(Challenge):
Using the listing below, extract each line that has the word "终端所购进各分线产品的流向数量并对应流向额总计" in it.

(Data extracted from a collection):
■ ■ ■ ■ ■ ■ ■

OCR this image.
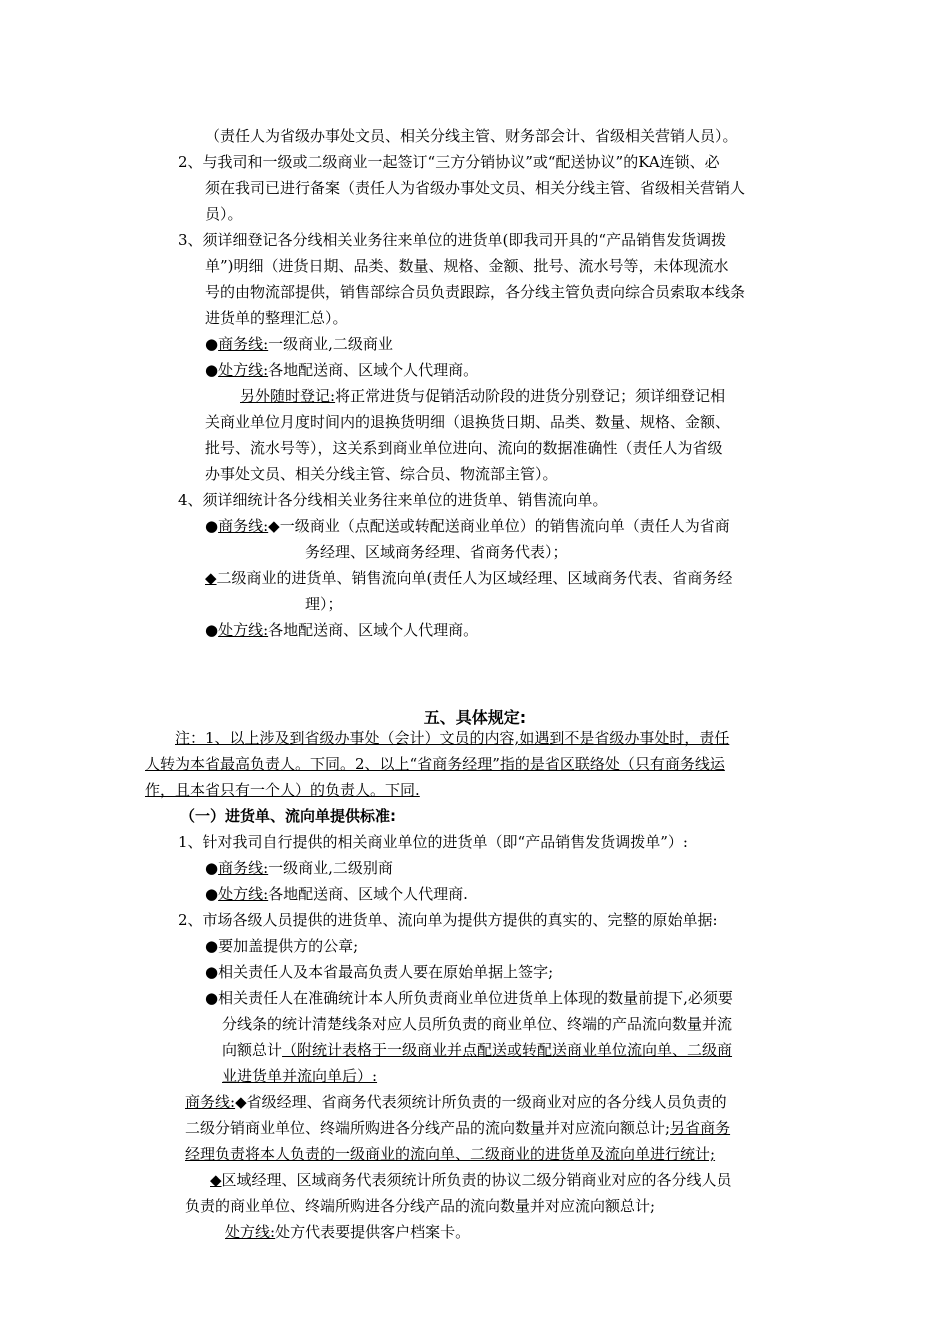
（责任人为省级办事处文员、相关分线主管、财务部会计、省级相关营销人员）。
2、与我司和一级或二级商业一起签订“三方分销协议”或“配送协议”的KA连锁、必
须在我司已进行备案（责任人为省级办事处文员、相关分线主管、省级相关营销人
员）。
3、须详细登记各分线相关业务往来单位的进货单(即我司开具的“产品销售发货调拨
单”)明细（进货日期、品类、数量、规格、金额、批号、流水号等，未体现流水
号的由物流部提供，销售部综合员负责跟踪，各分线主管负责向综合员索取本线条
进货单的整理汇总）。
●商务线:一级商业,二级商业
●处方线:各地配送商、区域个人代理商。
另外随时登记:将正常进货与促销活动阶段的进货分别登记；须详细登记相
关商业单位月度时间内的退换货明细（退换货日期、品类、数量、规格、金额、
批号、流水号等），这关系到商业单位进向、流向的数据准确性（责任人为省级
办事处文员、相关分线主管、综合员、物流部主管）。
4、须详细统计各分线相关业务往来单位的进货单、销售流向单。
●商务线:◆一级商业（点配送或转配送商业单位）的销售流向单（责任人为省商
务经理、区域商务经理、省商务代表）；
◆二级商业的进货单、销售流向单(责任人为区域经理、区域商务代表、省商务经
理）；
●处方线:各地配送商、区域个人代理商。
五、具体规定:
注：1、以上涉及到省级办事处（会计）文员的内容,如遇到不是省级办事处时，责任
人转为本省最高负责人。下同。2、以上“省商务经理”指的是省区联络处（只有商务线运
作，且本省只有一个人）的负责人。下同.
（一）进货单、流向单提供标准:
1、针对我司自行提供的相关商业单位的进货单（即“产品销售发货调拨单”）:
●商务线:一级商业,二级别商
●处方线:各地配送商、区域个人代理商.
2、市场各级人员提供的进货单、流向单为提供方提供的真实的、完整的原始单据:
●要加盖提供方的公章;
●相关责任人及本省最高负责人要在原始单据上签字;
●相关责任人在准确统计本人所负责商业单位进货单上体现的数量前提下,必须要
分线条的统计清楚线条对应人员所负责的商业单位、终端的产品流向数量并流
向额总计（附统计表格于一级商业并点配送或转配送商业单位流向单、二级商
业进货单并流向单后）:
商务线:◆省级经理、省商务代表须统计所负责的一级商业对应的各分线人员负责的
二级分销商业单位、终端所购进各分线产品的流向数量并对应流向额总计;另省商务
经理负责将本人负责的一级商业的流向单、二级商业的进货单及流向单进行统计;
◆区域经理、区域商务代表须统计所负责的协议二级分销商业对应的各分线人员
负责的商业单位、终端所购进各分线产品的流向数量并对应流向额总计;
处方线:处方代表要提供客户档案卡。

■ ■ ■ ■ ■ ■ ■

(Written solution):
二级分销商业单位、终端所购进各分线产品的流向数量并对应流向额总计;另省商务
负责的商业单位、终端所购进各分线产品的流向数量并对应流向额总计;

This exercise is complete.